■ THE RECORDS
++++++++

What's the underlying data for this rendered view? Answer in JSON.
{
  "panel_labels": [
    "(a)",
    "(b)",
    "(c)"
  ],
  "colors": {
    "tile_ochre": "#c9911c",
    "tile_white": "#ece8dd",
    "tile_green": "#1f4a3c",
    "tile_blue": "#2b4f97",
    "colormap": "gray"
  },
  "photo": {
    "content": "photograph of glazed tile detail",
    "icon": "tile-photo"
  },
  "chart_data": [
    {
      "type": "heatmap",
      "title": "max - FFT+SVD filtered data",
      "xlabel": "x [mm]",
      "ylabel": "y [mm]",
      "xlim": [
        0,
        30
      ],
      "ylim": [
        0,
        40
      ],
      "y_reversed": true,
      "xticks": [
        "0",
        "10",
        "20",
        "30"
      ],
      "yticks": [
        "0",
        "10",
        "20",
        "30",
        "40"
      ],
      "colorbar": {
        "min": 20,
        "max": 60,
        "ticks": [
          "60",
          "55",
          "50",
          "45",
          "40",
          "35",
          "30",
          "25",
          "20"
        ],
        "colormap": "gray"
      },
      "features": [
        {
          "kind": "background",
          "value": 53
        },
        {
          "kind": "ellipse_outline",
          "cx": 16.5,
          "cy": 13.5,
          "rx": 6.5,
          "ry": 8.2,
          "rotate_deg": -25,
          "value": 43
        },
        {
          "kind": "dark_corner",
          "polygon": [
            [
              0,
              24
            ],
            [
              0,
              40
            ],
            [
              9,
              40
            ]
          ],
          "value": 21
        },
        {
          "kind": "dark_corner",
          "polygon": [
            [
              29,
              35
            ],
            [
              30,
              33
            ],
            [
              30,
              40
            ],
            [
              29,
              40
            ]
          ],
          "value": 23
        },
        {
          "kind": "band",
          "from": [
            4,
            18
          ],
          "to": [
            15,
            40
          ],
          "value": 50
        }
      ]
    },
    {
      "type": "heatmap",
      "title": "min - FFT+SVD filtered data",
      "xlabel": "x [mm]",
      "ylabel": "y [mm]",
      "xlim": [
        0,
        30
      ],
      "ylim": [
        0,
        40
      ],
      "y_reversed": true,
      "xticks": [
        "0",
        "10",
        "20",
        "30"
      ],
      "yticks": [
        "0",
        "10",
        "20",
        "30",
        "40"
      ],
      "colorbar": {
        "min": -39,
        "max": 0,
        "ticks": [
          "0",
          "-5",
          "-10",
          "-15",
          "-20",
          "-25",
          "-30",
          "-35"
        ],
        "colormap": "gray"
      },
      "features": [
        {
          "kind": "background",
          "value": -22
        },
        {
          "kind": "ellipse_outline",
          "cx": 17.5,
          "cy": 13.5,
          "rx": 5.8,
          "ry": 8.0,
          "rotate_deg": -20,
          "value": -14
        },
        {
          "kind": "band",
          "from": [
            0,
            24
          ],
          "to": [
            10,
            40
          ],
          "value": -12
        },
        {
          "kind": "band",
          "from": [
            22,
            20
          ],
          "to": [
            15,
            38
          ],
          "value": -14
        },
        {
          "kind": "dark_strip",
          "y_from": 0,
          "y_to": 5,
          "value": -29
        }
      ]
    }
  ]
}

++++++++

■ STATED PROBLEM
Repeat each record in full; every line must match exactly.

■ ANSWER TO THE PROBLEM
What's the underlying data for this rendered view? Answer in JSON.
{
  "panel_labels": [
    "(a)",
    "(b)",
    "(c)"
  ],
  "colors": {
    "tile_ochre": "#c9911c",
    "tile_white": "#ece8dd",
    "tile_green": "#1f4a3c",
    "tile_blue": "#2b4f97",
    "colormap": "gray"
  },
  "photo": {
    "content": "photograph of glazed tile detail",
    "icon": "tile-photo"
  },
  "chart_data": [
    {
      "type": "heatmap",
      "title": "max - FFT+SVD filtered data",
      "xlabel": "x [mm]",
      "ylabel": "y [mm]",
      "xlim": [
        0,
        30
      ],
      "ylim": [
        0,
        40
      ],
      "y_reversed": true,
      "xticks": [
        "0",
        "10",
        "20",
        "30"
      ],
      "yticks": [
        "0",
        "10",
        "20",
        "30",
        "40"
      ],
      "colorbar": {
        "min": 20,
        "max": 60,
        "ticks": [
          "60",
          "55",
          "50",
          "45",
          "40",
          "35",
          "30",
          "25",
          "20"
        ],
        "colormap": "gray"
      },
      "features": [
        {
          "kind": "background",
          "value": 53
        },
        {
          "kind": "ellipse_outline",
          "cx": 16.5,
          "cy": 13.5,
          "rx": 6.5,
          "ry": 8.2,
          "rotate_deg": -25,
          "value": 43
        },
        {
          "kind": "dark_corner",
          "polygon": [
            [
              0,
              24
            ],
            [
              0,
              40
            ],
            [
              9,
              40
            ]
          ],
          "value": 21
        },
        {
          "kind": "dark_corner",
          "polygon": [
            [
              29,
              35
            ],
            [
              30,
              33
            ],
            [
              30,
              40
            ],
            [
              29,
              40
            ]
          ],
          "value": 23
        },
        {
          "kind": "band",
          "from": [
            4,
            18
          ],
          "to": [
            15,
            40
          ],
          "value": 50
        }
      ]
    },
    {
      "type": "heatmap",
      "title": "min - FFT+SVD filtered data",
      "xlabel": "x [mm]",
      "ylabel": "y [mm]",
      "xlim": [
        0,
        30
      ],
      "ylim": [
        0,
        40
      ],
      "y_reversed": true,
      "xticks": [
        "0",
        "10",
        "20",
        "30"
      ],
      "yticks": [
        "0",
        "10",
        "20",
        "30",
        "40"
      ],
      "colorbar": {
        "min": -39,
        "max": 0,
        "ticks": [
          "0",
          "-5",
          "-10",
          "-15",
          "-20",
          "-25",
          "-30",
          "-35"
        ],
        "colormap": "gray"
      },
      "features": [
        {
          "kind": "background",
          "value": -22
        },
        {
          "kind": "ellipse_outline",
          "cx": 17.5,
          "cy": 13.5,
          "rx": 5.8,
          "ry": 8.0,
          "rotate_deg": -20,
          "value": -14
        },
        {
          "kind": "band",
          "from": [
            0,
            24
          ],
          "to": [
            10,
            40
          ],
          "value": -12
        },
        {
          "kind": "band",
          "from": [
            22,
            20
          ],
          "to": [
            15,
            38
          ],
          "value": -14
        },
        {
          "kind": "dark_strip",
          "y_from": 0,
          "y_to": 5,
          "value": -29
        }
      ]
    }
  ]
}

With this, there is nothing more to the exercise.